◆ TASK TO COMPLETE: Extract the records in full, leaving every picture out.

┏━━

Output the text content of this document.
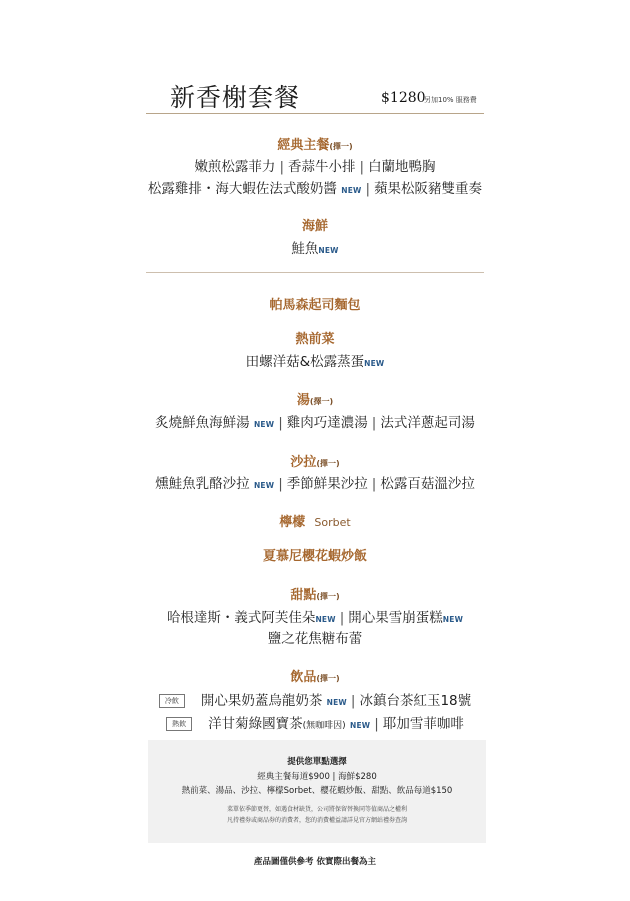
新香榭套餐	$1280
另加10% 服務費
經典主餐(擇一)
嫩煎松露菲力 | 香蒜牛小排 | 白蘭地鴨胸
松露雞排・海大蝦佐法式酸奶醬 NEW | 蘋果松阪豬雙重奏
海鮮
鮭魚NEW
帕馬森起司麵包
熱前菜
田螺洋菇&松露蒸蛋NEW
湯(擇一)
炙燒鮮魚海鮮湯 NEW | 雞肉巧達濃湯 | 法式洋蔥起司湯
沙拉(擇一)
燻鮭魚乳酪沙拉 NEW | 季節鮮果沙拉 | 松露百菇溫沙拉
檸檬 Sorbet
夏慕尼櫻花蝦炒飯
甜點(擇一)
哈根達斯・義式阿芙佳朵NEW | 開心果雪崩蛋糕NEW
鹽之花焦糖布蕾
飲品(擇一)
冷飲 開心果奶蓋烏龍奶茶 NEW | 冰鎮台茶紅玉18號
熱飲 洋甘菊綠國寶茶(無咖啡因) NEW | 耶加雪菲咖啡
提供您單點選擇
經典主餐每道$900 | 海鮮$280
熱前菜、湯品、沙拉、檸檬Sorbet、櫻花蝦炒飯、甜點、飲品每道$150
菜單依季節更替，如遇食材缺貨，公司將保留替換同等值商品之權利
凡持禮券或商品券的消費者，您的消費權益請詳見官方網站禮券查詢
產品圖僅供參考 依實際出餐為主
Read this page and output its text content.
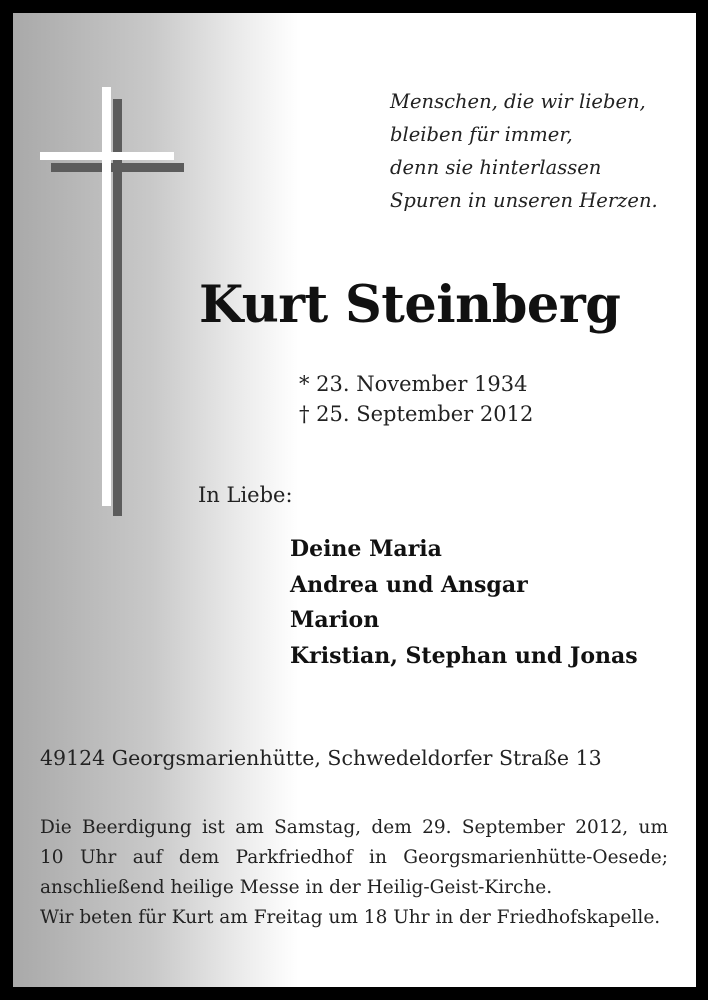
Menschen, die wir lieben,
bleiben für immer,
denn sie hinterlassen
Spuren in unseren Herzen.
Kurt Steinberg
* 23. November 1934
† 25. September 2012
In Liebe:
Deine Maria
Andrea und Ansgar
Marion
Kristian, Stephan und Jonas
49124 Georgsmarienhütte, Schwedeldorfer Straße 13
Die Beerdigung ist am Samstag, dem 29. September 2012, um
10 Uhr auf dem Parkfriedhof in Georgsmarienhütte-Oesede;
anschließend heilige Messe in der Heilig-Geist-Kirche.
Wir beten für Kurt am Freitag um 18 Uhr in der Friedhofskapelle.
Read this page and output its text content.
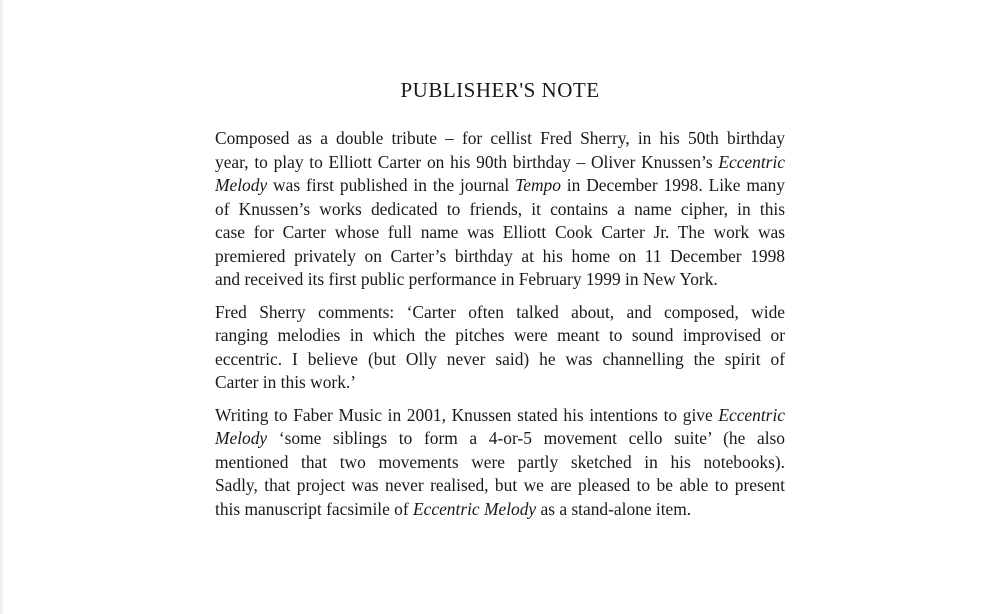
PUBLISHER'S NOTE

Composed as a double tribute – for cellist Fred Sherry, in his 50th birthday
year, to play to Elliott Carter on his 90th birthday – Oliver Knussen’s Eccentric
Melody was first published in the journal Tempo in December 1998. Like many
of Knussen’s works dedicated to friends, it contains a name cipher, in this
case for Carter whose full name was Elliott Cook Carter Jr. The work was
premiered privately on Carter’s birthday at his home on 11 December 1998
and received its first public performance in February 1999 in New York.

Fred Sherry comments: ‘Carter often talked about, and composed, wide
ranging melodies in which the pitches were meant to sound improvised or
eccentric. I believe (but Olly never said) he was channelling the spirit of
Carter in this work.’

Writing to Faber Music in 2001, Knussen stated his intentions to give Eccentric
Melody ‘some siblings to form a 4-or-5 movement cello suite’ (he also
mentioned that two movements were partly sketched in his notebooks).
Sadly, that project was never realised, but we are pleased to be able to present
this manuscript facsimile of Eccentric Melody as a stand-alone item.
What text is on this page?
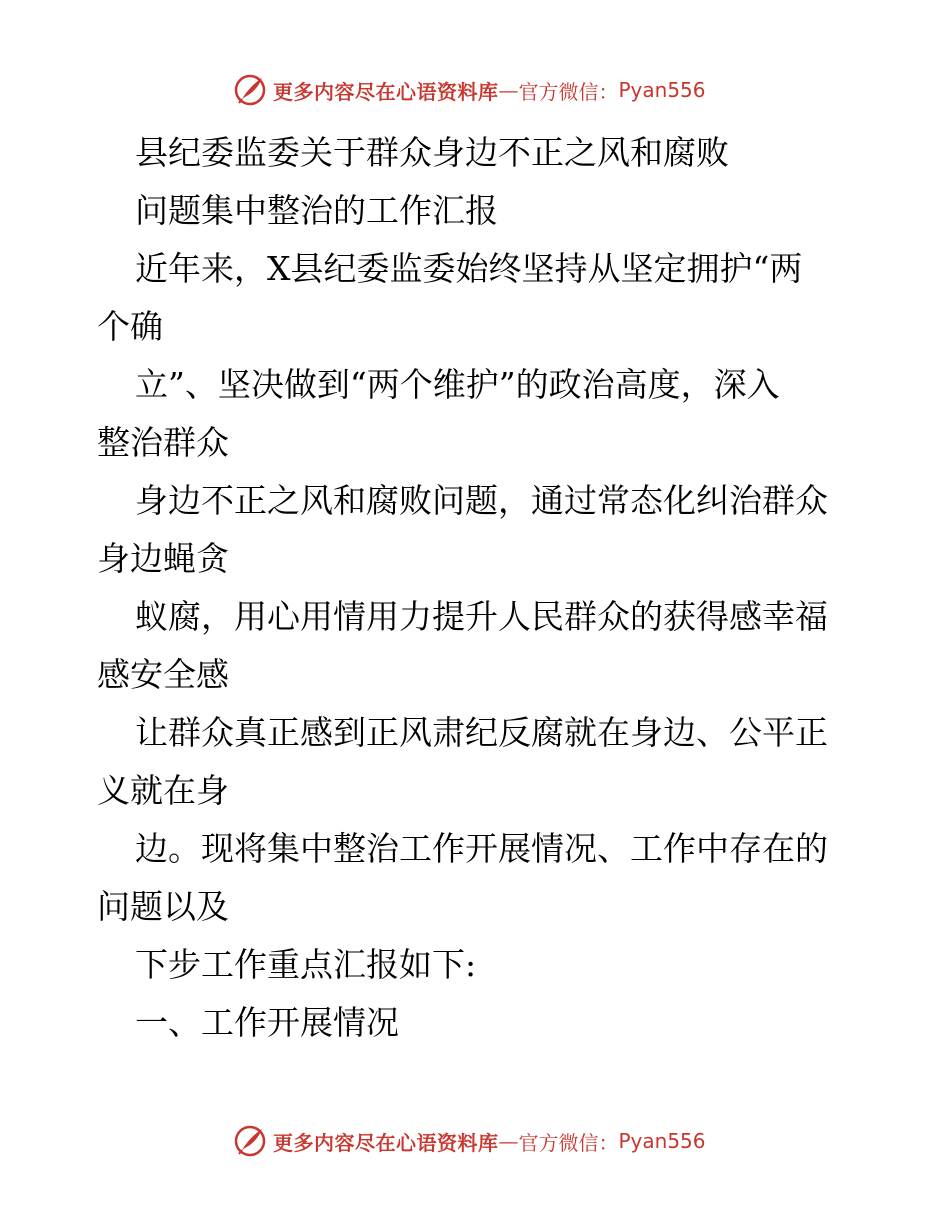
更多内容尽在心语资料库 — 官方微信： Pyan556
县纪委监委关于群众身边不正之风和腐败
问题集中整治的工作汇报
近年来，X县纪委监委始终坚持从坚定拥护“两
个确
立”、坚决做到“两个维护”的政治高度，深入
整治群众
身边不正之风和腐败问题，通过常态化纠治群众
身边蝇贪
蚁腐，用心用情用力提升人民群众的获得感幸福
感安全感
让群众真正感到正风肃纪反腐就在身边、公平正
义就在身
边。现将集中整治工作开展情况、工作中存在的
问题以及
下步工作重点汇报如下:
一、工作开展情况
更多内容尽在心语资料库 — 官方微信： Pyan556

┗━━

◆ FULL OUTPUT:
Output the text content of this document.
新香榭套餐	$1280
另加10% 服務費
經典主餐(擇一)
嫩煎松露菲力 | 香蒜牛小排 | 白蘭地鴨胸
松露雞排・海大蝦佐法式酸奶醬 NEW | 蘋果松阪豬雙重奏
海鮮
鮭魚NEW
帕馬森起司麵包
熱前菜
田螺洋菇&松露蒸蛋NEW
湯(擇一)
炙燒鮮魚海鮮湯 NEW | 雞肉巧達濃湯 | 法式洋蔥起司湯
沙拉(擇一)
燻鮭魚乳酪沙拉 NEW | 季節鮮果沙拉 | 松露百菇溫沙拉
檸檬 Sorbet
夏慕尼櫻花蝦炒飯
甜點(擇一)
哈根達斯・義式阿芙佳朵NEW | 開心果雪崩蛋糕NEW
鹽之花焦糖布蕾
飲品(擇一)
冷飲 開心果奶蓋烏龍奶茶 NEW | 冰鎮台茶紅玉18號
熱飲 洋甘菊綠國寶茶(無咖啡因) NEW | 耶加雪菲咖啡
提供您單點選擇
經典主餐每道$900 | 海鮮$280
熱前菜、湯品、沙拉、檸檬Sorbet、櫻花蝦炒飯、甜點、飲品每道$150
菜單依季節更替，如遇食材缺貨，公司將保留替換同等值商品之權利
凡持禮券或商品券的消費者，您的消費權益請詳見官方網站禮券查詢
產品圖僅供參考 依實際出餐為主
Read this page and output its text content.
Menschen, die wir lieben,
bleiben für immer,
denn sie hinterlassen
Spuren in unseren Herzen.
Kurt Steinberg
* 23. November 1934
† 25. September 2012
In Liebe:
Deine Maria
Andrea und Ansgar
Marion
Kristian, Stephan und Jonas
49124 Georgsmarienhütte, Schwedeldorfer Straße 13
Die Beerdigung ist am Samstag, dem 29. September 2012, um
10 Uhr auf dem Parkfriedhof in Georgsmarienhütte-Oesede;
anschließend heilige Messe in der Heilig-Geist-Kirche.
Wir beten für Kurt am Freitag um 18 Uhr in der Friedhofskapelle.
Read this page and output its text content.
PUBLISHER'S NOTE

Composed as a double tribute – for cellist Fred Sherry, in his 50th birthday
year, to play to Elliott Carter on his 90th birthday – Oliver Knussen’s Eccentric
Melody was first published in the journal Tempo in December 1998. Like many
of Knussen’s works dedicated to friends, it contains a name cipher, in this
case for Carter whose full name was Elliott Cook Carter Jr. The work was
premiered privately on Carter’s birthday at his home on 11 December 1998
and received its first public performance in February 1999 in New York.

Fred Sherry comments: ‘Carter often talked about, and composed, wide
ranging melodies in which the pitches were meant to sound improvised or
eccentric. I believe (but Olly never said) he was channelling the spirit of
Carter in this work.’

Writing to Faber Music in 2001, Knussen stated his intentions to give Eccentric
Melody ‘some siblings to form a 4-or-5 movement cello suite’ (he also
mentioned that two movements were partly sketched in his notebooks).
Sadly, that project was never realised, but we are pleased to be able to present
this manuscript facsimile of Eccentric Melody as a stand-alone item.
What text is on this page?
更多内容尽在心语资料库 — 官方微信： Pyan556
县纪委监委关于群众身边不正之风和腐败
问题集中整治的工作汇报
近年来，X县纪委监委始终坚持从坚定拥护“两
个确
立”、坚决做到“两个维护”的政治高度，深入
整治群众
身边不正之风和腐败问题，通过常态化纠治群众
身边蝇贪
蚁腐，用心用情用力提升人民群众的获得感幸福
感安全感
让群众真正感到正风肃纪反腐就在身边、公平正
义就在身
边。现将集中整治工作开展情况、工作中存在的
问题以及
下步工作重点汇报如下:
一、工作开展情况
更多内容尽在心语资料库 — 官方微信： Pyan556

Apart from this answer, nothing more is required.